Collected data
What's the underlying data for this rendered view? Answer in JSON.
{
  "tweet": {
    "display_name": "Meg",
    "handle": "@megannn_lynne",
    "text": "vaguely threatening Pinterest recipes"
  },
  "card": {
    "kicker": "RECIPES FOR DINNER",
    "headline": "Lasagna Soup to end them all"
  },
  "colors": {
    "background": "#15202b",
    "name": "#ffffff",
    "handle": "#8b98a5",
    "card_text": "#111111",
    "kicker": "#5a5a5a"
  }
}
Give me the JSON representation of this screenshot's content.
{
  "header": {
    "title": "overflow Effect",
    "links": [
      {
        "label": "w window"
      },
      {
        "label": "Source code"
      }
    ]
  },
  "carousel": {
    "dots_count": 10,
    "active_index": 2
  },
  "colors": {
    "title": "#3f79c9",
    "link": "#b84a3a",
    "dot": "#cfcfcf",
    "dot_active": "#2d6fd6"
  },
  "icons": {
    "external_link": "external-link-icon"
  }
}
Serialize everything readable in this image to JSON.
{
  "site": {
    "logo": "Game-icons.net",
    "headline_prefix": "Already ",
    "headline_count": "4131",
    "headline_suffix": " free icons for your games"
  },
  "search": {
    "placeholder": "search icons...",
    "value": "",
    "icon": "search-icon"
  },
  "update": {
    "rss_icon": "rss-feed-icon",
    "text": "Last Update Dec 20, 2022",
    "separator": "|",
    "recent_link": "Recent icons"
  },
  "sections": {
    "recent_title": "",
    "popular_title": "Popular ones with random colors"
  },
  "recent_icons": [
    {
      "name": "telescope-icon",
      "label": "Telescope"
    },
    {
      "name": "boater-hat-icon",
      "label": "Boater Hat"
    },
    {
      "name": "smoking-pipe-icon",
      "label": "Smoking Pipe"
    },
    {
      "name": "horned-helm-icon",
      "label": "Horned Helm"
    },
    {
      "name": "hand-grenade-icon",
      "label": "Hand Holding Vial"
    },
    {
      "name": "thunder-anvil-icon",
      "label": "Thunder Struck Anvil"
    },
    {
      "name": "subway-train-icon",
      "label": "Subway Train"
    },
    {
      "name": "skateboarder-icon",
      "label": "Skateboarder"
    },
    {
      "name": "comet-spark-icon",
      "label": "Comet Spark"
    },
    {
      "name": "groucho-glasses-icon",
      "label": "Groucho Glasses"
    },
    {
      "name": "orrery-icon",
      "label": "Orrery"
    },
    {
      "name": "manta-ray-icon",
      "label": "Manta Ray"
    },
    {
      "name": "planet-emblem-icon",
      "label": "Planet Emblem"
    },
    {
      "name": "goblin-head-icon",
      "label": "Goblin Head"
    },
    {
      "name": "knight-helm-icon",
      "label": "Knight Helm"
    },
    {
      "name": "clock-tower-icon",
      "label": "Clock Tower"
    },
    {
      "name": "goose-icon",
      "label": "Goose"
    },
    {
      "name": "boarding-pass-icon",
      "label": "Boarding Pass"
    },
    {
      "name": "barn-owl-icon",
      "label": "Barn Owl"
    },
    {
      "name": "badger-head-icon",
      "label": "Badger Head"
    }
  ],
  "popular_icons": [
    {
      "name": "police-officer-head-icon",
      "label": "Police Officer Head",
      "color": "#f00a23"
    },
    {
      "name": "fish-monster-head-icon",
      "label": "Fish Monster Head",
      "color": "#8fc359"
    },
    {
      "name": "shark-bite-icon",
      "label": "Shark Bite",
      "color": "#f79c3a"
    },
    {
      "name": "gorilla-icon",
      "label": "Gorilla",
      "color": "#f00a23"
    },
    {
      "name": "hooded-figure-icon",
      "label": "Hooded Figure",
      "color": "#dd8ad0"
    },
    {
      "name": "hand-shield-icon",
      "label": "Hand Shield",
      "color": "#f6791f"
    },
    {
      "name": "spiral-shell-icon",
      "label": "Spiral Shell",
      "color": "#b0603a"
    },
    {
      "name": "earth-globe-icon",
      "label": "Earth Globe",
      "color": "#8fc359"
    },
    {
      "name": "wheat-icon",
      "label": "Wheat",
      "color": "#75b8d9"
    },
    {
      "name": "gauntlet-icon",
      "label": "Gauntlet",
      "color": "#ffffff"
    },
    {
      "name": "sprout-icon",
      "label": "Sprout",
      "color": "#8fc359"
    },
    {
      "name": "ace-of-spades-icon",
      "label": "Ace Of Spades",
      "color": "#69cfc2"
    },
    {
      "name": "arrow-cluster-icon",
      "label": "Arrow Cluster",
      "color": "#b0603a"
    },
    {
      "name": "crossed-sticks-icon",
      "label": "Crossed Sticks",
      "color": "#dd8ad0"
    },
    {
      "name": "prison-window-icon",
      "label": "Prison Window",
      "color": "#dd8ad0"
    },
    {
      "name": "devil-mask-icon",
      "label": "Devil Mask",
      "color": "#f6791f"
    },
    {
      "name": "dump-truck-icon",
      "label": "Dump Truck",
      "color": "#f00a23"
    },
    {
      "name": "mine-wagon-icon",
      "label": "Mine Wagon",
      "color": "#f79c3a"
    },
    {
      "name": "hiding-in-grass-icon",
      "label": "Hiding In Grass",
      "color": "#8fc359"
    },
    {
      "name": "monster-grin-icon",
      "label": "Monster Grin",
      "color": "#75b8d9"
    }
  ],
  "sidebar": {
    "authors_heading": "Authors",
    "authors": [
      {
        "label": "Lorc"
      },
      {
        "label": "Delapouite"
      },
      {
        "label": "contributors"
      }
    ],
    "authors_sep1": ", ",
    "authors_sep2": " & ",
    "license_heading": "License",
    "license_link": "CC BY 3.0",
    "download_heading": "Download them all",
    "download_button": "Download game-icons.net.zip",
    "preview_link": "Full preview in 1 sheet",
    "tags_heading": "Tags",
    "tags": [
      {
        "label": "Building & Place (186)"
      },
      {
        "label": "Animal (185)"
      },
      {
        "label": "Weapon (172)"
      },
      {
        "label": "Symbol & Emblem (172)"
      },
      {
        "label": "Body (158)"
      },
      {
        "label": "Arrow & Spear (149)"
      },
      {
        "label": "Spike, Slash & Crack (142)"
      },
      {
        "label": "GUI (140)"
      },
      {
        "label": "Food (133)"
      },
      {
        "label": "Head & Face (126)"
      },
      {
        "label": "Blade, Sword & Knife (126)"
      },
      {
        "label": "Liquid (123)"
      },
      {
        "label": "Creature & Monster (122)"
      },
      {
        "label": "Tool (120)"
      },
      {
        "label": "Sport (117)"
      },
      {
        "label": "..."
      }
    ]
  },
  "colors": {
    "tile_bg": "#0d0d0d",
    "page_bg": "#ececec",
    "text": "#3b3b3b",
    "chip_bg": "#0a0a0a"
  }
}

### What you need to do
Which lines contain "JSON"? Copy each of them out.

### Answer for the task
What's the underlying data for this rendered view? Answer in JSON.
Give me the JSON representation of this screenshot's content.
Serialize everything readable in this image to JSON.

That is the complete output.